> _Job_: Search the material below for the word "level". Copy every line that has it.

-- begin Material for the task --

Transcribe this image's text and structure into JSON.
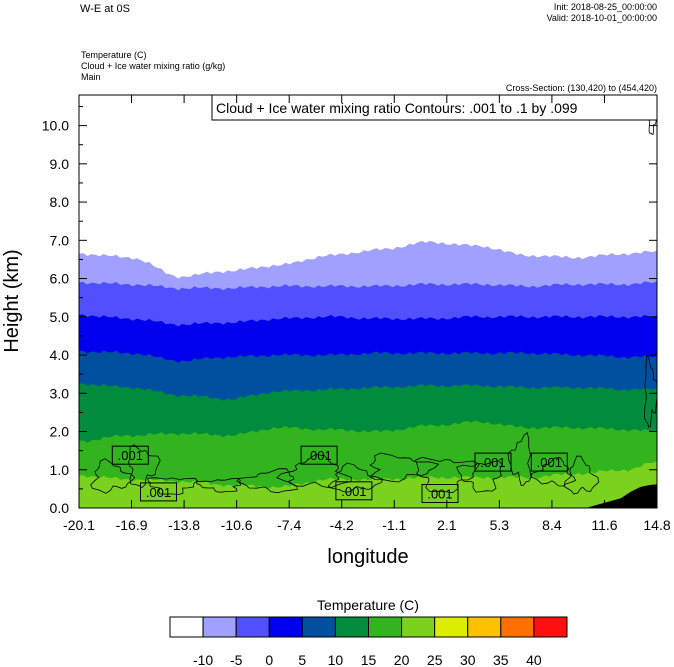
{
  "header": {
    "title": "W-E at 0S",
    "init": "Init: 2018-08-25_00:00:00",
    "valid": "Valid: 2018-10-01_00:00:00",
    "field1": "Temperature   (C)",
    "field2": "Cloud + Ice water mixing ratio   (g/kg)",
    "field3": "Main",
    "cross_section": "Cross-Section: (130,420) to (454,420)",
    "contour_info": "Cloud + Ice water mixing ratio Contours: .001 to .1 by .099"
  },
  "chart_data": {
    "type": "area",
    "xlabel": "longitude",
    "ylabel": "Height (km)",
    "xlim": [
      -20.1,
      14.8
    ],
    "ylim": [
      0.0,
      10.8
    ],
    "x_ticks": [
      "-20.1",
      "-16.9",
      "-13.8",
      "-10.6",
      "-7.4",
      "-4.2",
      "-1.1",
      "2.1",
      "5.3",
      "8.4",
      "11.6",
      "14.8"
    ],
    "y_ticks": [
      "0.0",
      "1.0",
      "2.0",
      "3.0",
      "4.0",
      "5.0",
      "6.0",
      "7.0",
      "8.0",
      "9.0",
      "10.0"
    ],
    "x": [
      -20.1,
      -17.0,
      -14.0,
      -11.0,
      -8.0,
      -5.0,
      -2.0,
      1.0,
      4.0,
      7.0,
      10.0,
      13.0,
      14.8
    ],
    "isotherms": [
      {
        "level": -5,
        "heights": [
          6.65,
          6.55,
          6.05,
          6.2,
          6.35,
          6.6,
          6.75,
          6.95,
          6.85,
          6.6,
          6.55,
          6.65,
          6.7
        ]
      },
      {
        "level": 0,
        "heights": [
          5.9,
          5.85,
          5.75,
          5.75,
          5.8,
          5.8,
          5.8,
          5.85,
          5.85,
          5.8,
          5.85,
          5.85,
          5.9
        ]
      },
      {
        "level": 5,
        "heights": [
          5.05,
          4.95,
          4.8,
          4.85,
          4.95,
          5.0,
          4.95,
          4.95,
          5.0,
          5.0,
          5.0,
          5.0,
          5.0
        ]
      },
      {
        "level": 10,
        "heights": [
          4.1,
          4.05,
          3.85,
          3.95,
          4.0,
          4.0,
          4.05,
          4.05,
          4.05,
          4.05,
          4.0,
          3.95,
          3.95
        ]
      },
      {
        "level": 15,
        "heights": [
          3.25,
          3.15,
          2.95,
          2.85,
          3.05,
          3.1,
          3.15,
          3.2,
          3.2,
          3.15,
          3.15,
          3.1,
          3.1
        ]
      },
      {
        "level": 20,
        "heights": [
          1.75,
          1.9,
          1.95,
          1.9,
          2.1,
          2.05,
          2.0,
          2.15,
          2.25,
          2.1,
          2.1,
          2.05,
          2.0
        ]
      },
      {
        "level": 25,
        "heights": [
          0.85,
          0.75,
          0.7,
          0.6,
          0.55,
          0.75,
          0.75,
          0.8,
          0.8,
          0.8,
          0.9,
          1.0,
          1.2
        ]
      }
    ],
    "contour_labels": [
      {
        "x": -17.0,
        "y": 1.38,
        "text": ".001"
      },
      {
        "x": -15.3,
        "y": 0.42,
        "text": ".001"
      },
      {
        "x": -5.6,
        "y": 1.38,
        "text": ".001"
      },
      {
        "x": -3.5,
        "y": 0.45,
        "text": ".001"
      },
      {
        "x": 1.7,
        "y": 0.38,
        "text": ".001"
      },
      {
        "x": 4.9,
        "y": 1.2,
        "text": ".001"
      },
      {
        "x": 8.3,
        "y": 1.2,
        "text": ".001"
      }
    ],
    "colorbar": {
      "title": "Temperature  (C)",
      "labels": [
        "-10",
        "-5",
        "0",
        "5",
        "10",
        "15",
        "20",
        "25",
        "30",
        "35",
        "40"
      ],
      "colors": [
        "#ffffff",
        "#a0a0ff",
        "#5050ff",
        "#0000ee",
        "#0050a0",
        "#008c3c",
        "#32b41e",
        "#7ad21e",
        "#dced00",
        "#ffc000",
        "#ff7000",
        "#ff1010"
      ]
    }
  }
}
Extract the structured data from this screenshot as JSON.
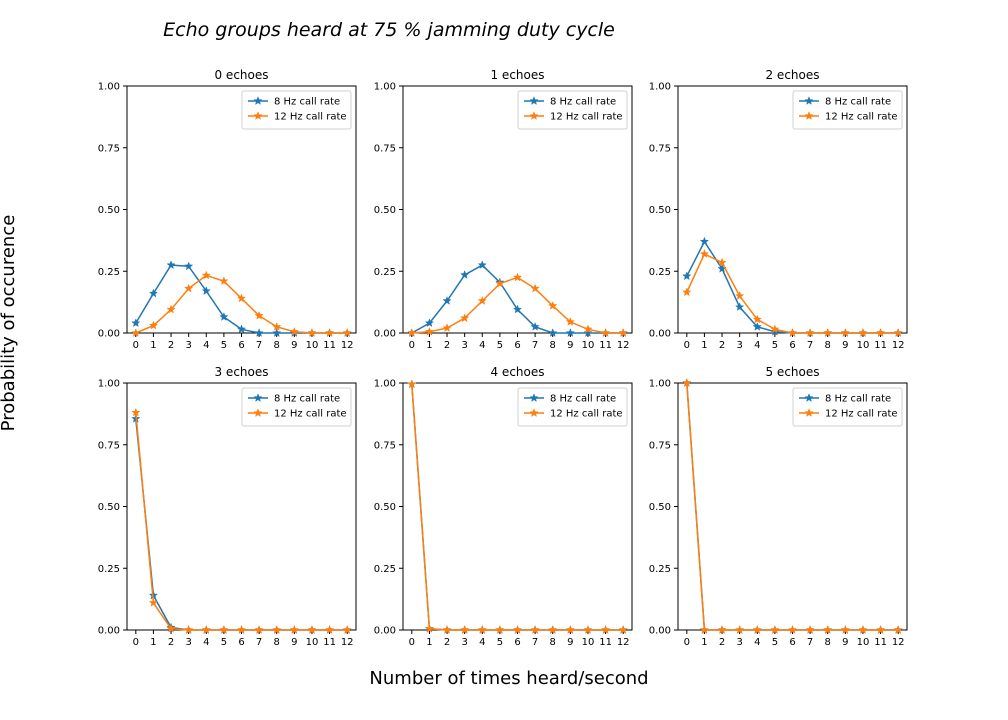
{
  "figure": {
    "title": "Echo groups heard at 75 % jamming duty cycle",
    "xlabel": "Number of times heard/second",
    "ylabel": "Probability of occurence"
  },
  "colors": {
    "series_8hz": "#1f77b4",
    "series_12hz": "#ff7f0e"
  },
  "chart_data": [
    {
      "type": "line",
      "title": "0 echoes",
      "x": [
        0,
        1,
        2,
        3,
        4,
        5,
        6,
        7,
        8,
        9,
        10,
        11,
        12
      ],
      "ylim": [
        0,
        1
      ],
      "yticks": [
        "0.00",
        "0.25",
        "0.50",
        "0.75",
        "1.00"
      ],
      "legend": "top-right",
      "series": [
        {
          "name": "8 Hz call rate",
          "values": [
            0.04,
            0.16,
            0.275,
            0.27,
            0.17,
            0.065,
            0.015,
            0.0,
            0.0,
            0,
            0,
            0,
            0
          ]
        },
        {
          "name": "12 Hz call rate",
          "values": [
            0.0,
            0.03,
            0.095,
            0.18,
            0.233,
            0.21,
            0.14,
            0.07,
            0.025,
            0.005,
            0,
            0,
            0
          ]
        }
      ]
    },
    {
      "type": "line",
      "title": "1 echoes",
      "x": [
        0,
        1,
        2,
        3,
        4,
        5,
        6,
        7,
        8,
        9,
        10,
        11,
        12
      ],
      "ylim": [
        0,
        1
      ],
      "yticks": [
        "0.00",
        "0.25",
        "0.50",
        "0.75",
        "1.00"
      ],
      "legend": "top-right",
      "series": [
        {
          "name": "8 Hz call rate",
          "values": [
            0.0,
            0.04,
            0.13,
            0.235,
            0.275,
            0.205,
            0.095,
            0.025,
            0.0,
            0,
            0,
            0,
            0
          ]
        },
        {
          "name": "12 Hz call rate",
          "values": [
            0.0,
            0.005,
            0.02,
            0.06,
            0.13,
            0.2,
            0.225,
            0.18,
            0.11,
            0.045,
            0.015,
            0.0,
            0
          ]
        }
      ]
    },
    {
      "type": "line",
      "title": "2 echoes",
      "x": [
        0,
        1,
        2,
        3,
        4,
        5,
        6,
        7,
        8,
        9,
        10,
        11,
        12
      ],
      "ylim": [
        0,
        1
      ],
      "yticks": [
        "0.00",
        "0.25",
        "0.50",
        "0.75",
        "1.00"
      ],
      "legend": "top-right",
      "series": [
        {
          "name": "8 Hz call rate",
          "values": [
            0.23,
            0.37,
            0.26,
            0.105,
            0.025,
            0.005,
            0,
            0,
            0,
            0,
            0,
            0,
            0
          ]
        },
        {
          "name": "12 Hz call rate",
          "values": [
            0.165,
            0.32,
            0.285,
            0.15,
            0.055,
            0.015,
            0.0,
            0,
            0,
            0,
            0,
            0,
            0
          ]
        }
      ]
    },
    {
      "type": "line",
      "title": "3 echoes",
      "x": [
        0,
        1,
        2,
        3,
        4,
        5,
        6,
        7,
        8,
        9,
        10,
        11,
        12
      ],
      "ylim": [
        0,
        1
      ],
      "yticks": [
        "0.00",
        "0.25",
        "0.50",
        "0.75",
        "1.00"
      ],
      "legend": "top-right",
      "series": [
        {
          "name": "8 Hz call rate",
          "values": [
            0.855,
            0.14,
            0.01,
            0,
            0,
            0,
            0,
            0,
            0,
            0,
            0,
            0,
            0
          ]
        },
        {
          "name": "12 Hz call rate",
          "values": [
            0.88,
            0.11,
            0.005,
            0,
            0,
            0,
            0,
            0,
            0,
            0,
            0,
            0,
            0
          ]
        }
      ]
    },
    {
      "type": "line",
      "title": "4 echoes",
      "x": [
        0,
        1,
        2,
        3,
        4,
        5,
        6,
        7,
        8,
        9,
        10,
        11,
        12
      ],
      "ylim": [
        0,
        1
      ],
      "yticks": [
        "0.00",
        "0.25",
        "0.50",
        "0.75",
        "1.00"
      ],
      "legend": "top-right",
      "series": [
        {
          "name": "8 Hz call rate",
          "values": [
            0.995,
            0.005,
            0,
            0,
            0,
            0,
            0,
            0,
            0,
            0,
            0,
            0,
            0
          ]
        },
        {
          "name": "12 Hz call rate",
          "values": [
            0.995,
            0.005,
            0,
            0,
            0,
            0,
            0,
            0,
            0,
            0,
            0,
            0,
            0
          ]
        }
      ]
    },
    {
      "type": "line",
      "title": "5 echoes",
      "x": [
        0,
        1,
        2,
        3,
        4,
        5,
        6,
        7,
        8,
        9,
        10,
        11,
        12
      ],
      "ylim": [
        0,
        1
      ],
      "yticks": [
        "0.00",
        "0.25",
        "0.50",
        "0.75",
        "1.00"
      ],
      "legend": "top-right",
      "series": [
        {
          "name": "8 Hz call rate",
          "values": [
            1.0,
            0,
            0,
            0,
            0,
            0,
            0,
            0,
            0,
            0,
            0,
            0,
            0
          ]
        },
        {
          "name": "12 Hz call rate",
          "values": [
            1.0,
            0,
            0,
            0,
            0,
            0,
            0,
            0,
            0,
            0,
            0,
            0,
            0
          ]
        }
      ]
    }
  ]
}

-- end Material for the task --

> _Result_:
        "level": -5,
        "level": 0,
        "level": 5,
        "level": 10,
        "level": 15,
        "level": 20,
        "level": 25,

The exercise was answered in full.